GIVEN TASK ▸ Please transcribe the records precisely; pictures stay out of your copy.

RECORD LIST ▸
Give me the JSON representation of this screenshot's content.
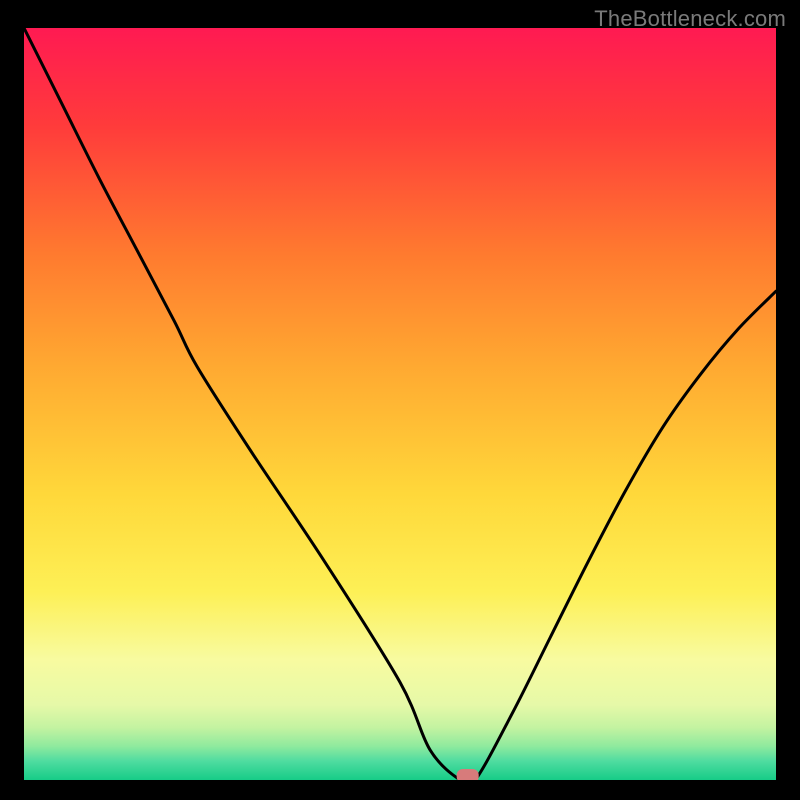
{
  "watermark": "TheBottleneck.com",
  "chart_data": {
    "type": "line",
    "title": "",
    "xlabel": "",
    "ylabel": "",
    "xlim": [
      0,
      100
    ],
    "ylim": [
      0,
      100
    ],
    "grid": false,
    "legend": false,
    "series": [
      {
        "name": "bottleneck-curve",
        "x": [
          0,
          5,
          10,
          15,
          20,
          23,
          30,
          40,
          50,
          54,
          58,
          60,
          65,
          70,
          75,
          80,
          85,
          90,
          95,
          100
        ],
        "y": [
          100,
          90,
          80,
          70.5,
          61,
          55,
          44,
          29,
          13,
          4,
          0,
          0,
          9,
          19,
          29,
          38.5,
          47,
          54,
          60,
          65
        ]
      }
    ],
    "marker": {
      "name": "optimum-marker",
      "x": 59,
      "y": 0,
      "color": "#d77b7b"
    },
    "background_gradient": {
      "stops": [
        {
          "offset": 0.0,
          "color": "#ff1a52"
        },
        {
          "offset": 0.13,
          "color": "#ff3b3b"
        },
        {
          "offset": 0.3,
          "color": "#ff7a2f"
        },
        {
          "offset": 0.45,
          "color": "#ffa931"
        },
        {
          "offset": 0.62,
          "color": "#ffd83a"
        },
        {
          "offset": 0.75,
          "color": "#fdf056"
        },
        {
          "offset": 0.84,
          "color": "#f8fba0"
        },
        {
          "offset": 0.9,
          "color": "#e6f9a8"
        },
        {
          "offset": 0.93,
          "color": "#c4f3a1"
        },
        {
          "offset": 0.955,
          "color": "#8fea9e"
        },
        {
          "offset": 0.975,
          "color": "#4fdca0"
        },
        {
          "offset": 1.0,
          "color": "#16cc87"
        }
      ]
    }
  }
}
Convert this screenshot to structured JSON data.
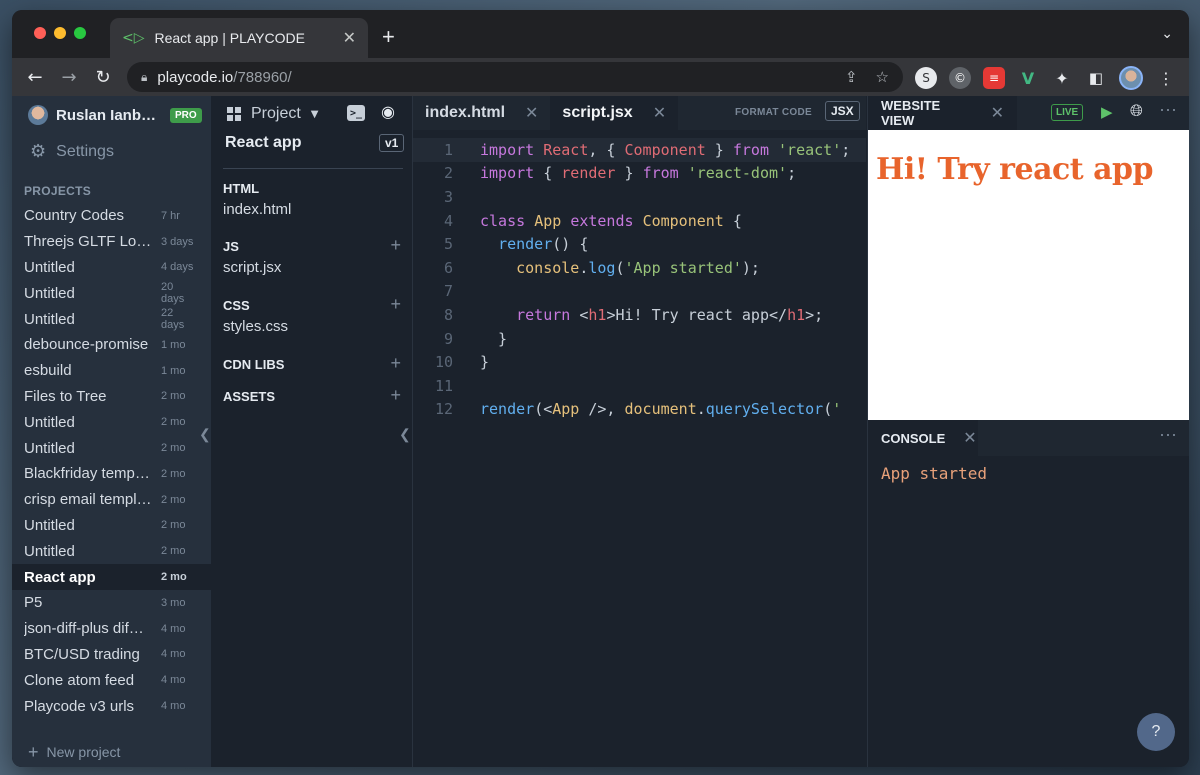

RESPONSE TO THIS EXERCISE ▸
Give me the JSON representation of this screenshot's content.
{
  "watermark": "TheBottleneck.com",
  "chart_data": {
    "type": "line",
    "title": "",
    "xlabel": "",
    "ylabel": "",
    "xlim": [
      0,
      100
    ],
    "ylim": [
      0,
      100
    ],
    "grid": false,
    "legend": false,
    "series": [
      {
        "name": "bottleneck-curve",
        "x": [
          0,
          5,
          10,
          15,
          20,
          23,
          30,
          40,
          50,
          54,
          58,
          60,
          65,
          70,
          75,
          80,
          85,
          90,
          95,
          100
        ],
        "y": [
          100,
          90,
          80,
          70.5,
          61,
          55,
          44,
          29,
          13,
          4,
          0,
          0,
          9,
          19,
          29,
          38.5,
          47,
          54,
          60,
          65
        ]
      }
    ],
    "marker": {
      "name": "optimum-marker",
      "x": 59,
      "y": 0,
      "color": "#d77b7b"
    },
    "background_gradient": {
      "stops": [
        {
          "offset": 0.0,
          "color": "#ff1a52"
        },
        {
          "offset": 0.13,
          "color": "#ff3b3b"
        },
        {
          "offset": 0.3,
          "color": "#ff7a2f"
        },
        {
          "offset": 0.45,
          "color": "#ffa931"
        },
        {
          "offset": 0.62,
          "color": "#ffd83a"
        },
        {
          "offset": 0.75,
          "color": "#fdf056"
        },
        {
          "offset": 0.84,
          "color": "#f8fba0"
        },
        {
          "offset": 0.9,
          "color": "#e6f9a8"
        },
        {
          "offset": 0.93,
          "color": "#c4f3a1"
        },
        {
          "offset": 0.955,
          "color": "#8fea9e"
        },
        {
          "offset": 0.975,
          "color": "#4fdca0"
        },
        {
          "offset": 1.0,
          "color": "#16cc87"
        }
      ]
    }
  }
}
Convert this screenshot to structured JSON data.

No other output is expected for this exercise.